Make an exact copy of all the material below, apart from the pictures.

→ Listed entries:
* * * *

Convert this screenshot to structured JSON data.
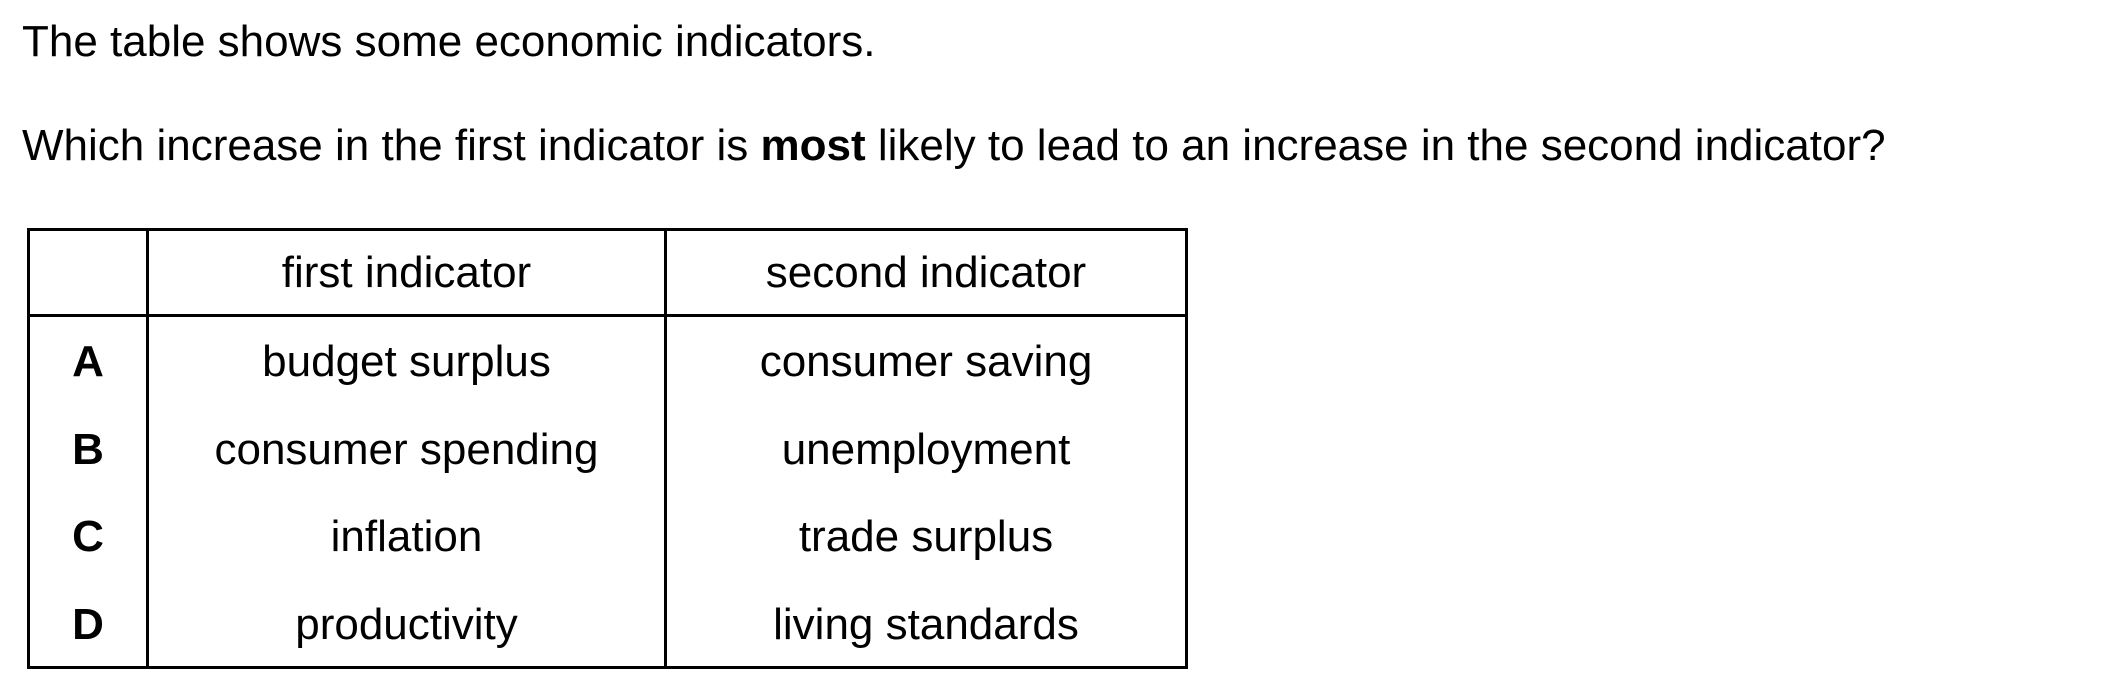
{
  "intro": "The table shows some economic indicators.",
  "question": {
    "before": "Which increase in the first indicator is ",
    "emphasis": "most",
    "after": " likely to lead to an increase in the second indicator?"
  },
  "table": {
    "headers": [
      "",
      "first indicator",
      "second indicator"
    ],
    "rows": [
      {
        "option": "A",
        "first": "budget surplus",
        "second": "consumer saving"
      },
      {
        "option": "B",
        "first": "consumer spending",
        "second": "unemployment"
      },
      {
        "option": "C",
        "first": "inflation",
        "second": "trade surplus"
      },
      {
        "option": "D",
        "first": "productivity",
        "second": "living standards"
      }
    ]
  }
}
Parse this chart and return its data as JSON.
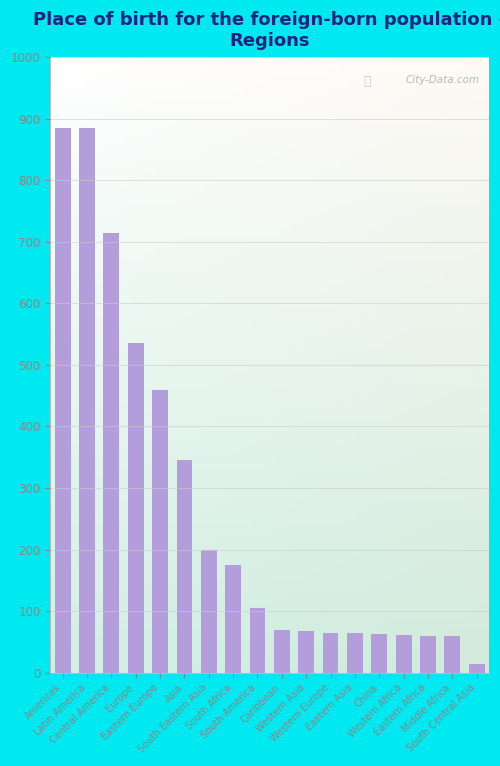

* * * *

→ Final answer:
Convert this screenshot to structured JSON data.
{
  "intro": "The table shows some economic indicators.",
  "question": {
    "before": "Which increase in the first indicator is ",
    "emphasis": "most",
    "after": " likely to lead to an increase in the second indicator?"
  },
  "table": {
    "headers": [
      "",
      "first indicator",
      "second indicator"
    ],
    "rows": [
      {
        "option": "A",
        "first": "budget surplus",
        "second": "consumer saving"
      },
      {
        "option": "B",
        "first": "consumer spending",
        "second": "unemployment"
      },
      {
        "option": "C",
        "first": "inflation",
        "second": "trade surplus"
      },
      {
        "option": "D",
        "first": "productivity",
        "second": "living standards"
      }
    ]
  }
}
Parse this chart and return its data as JSON.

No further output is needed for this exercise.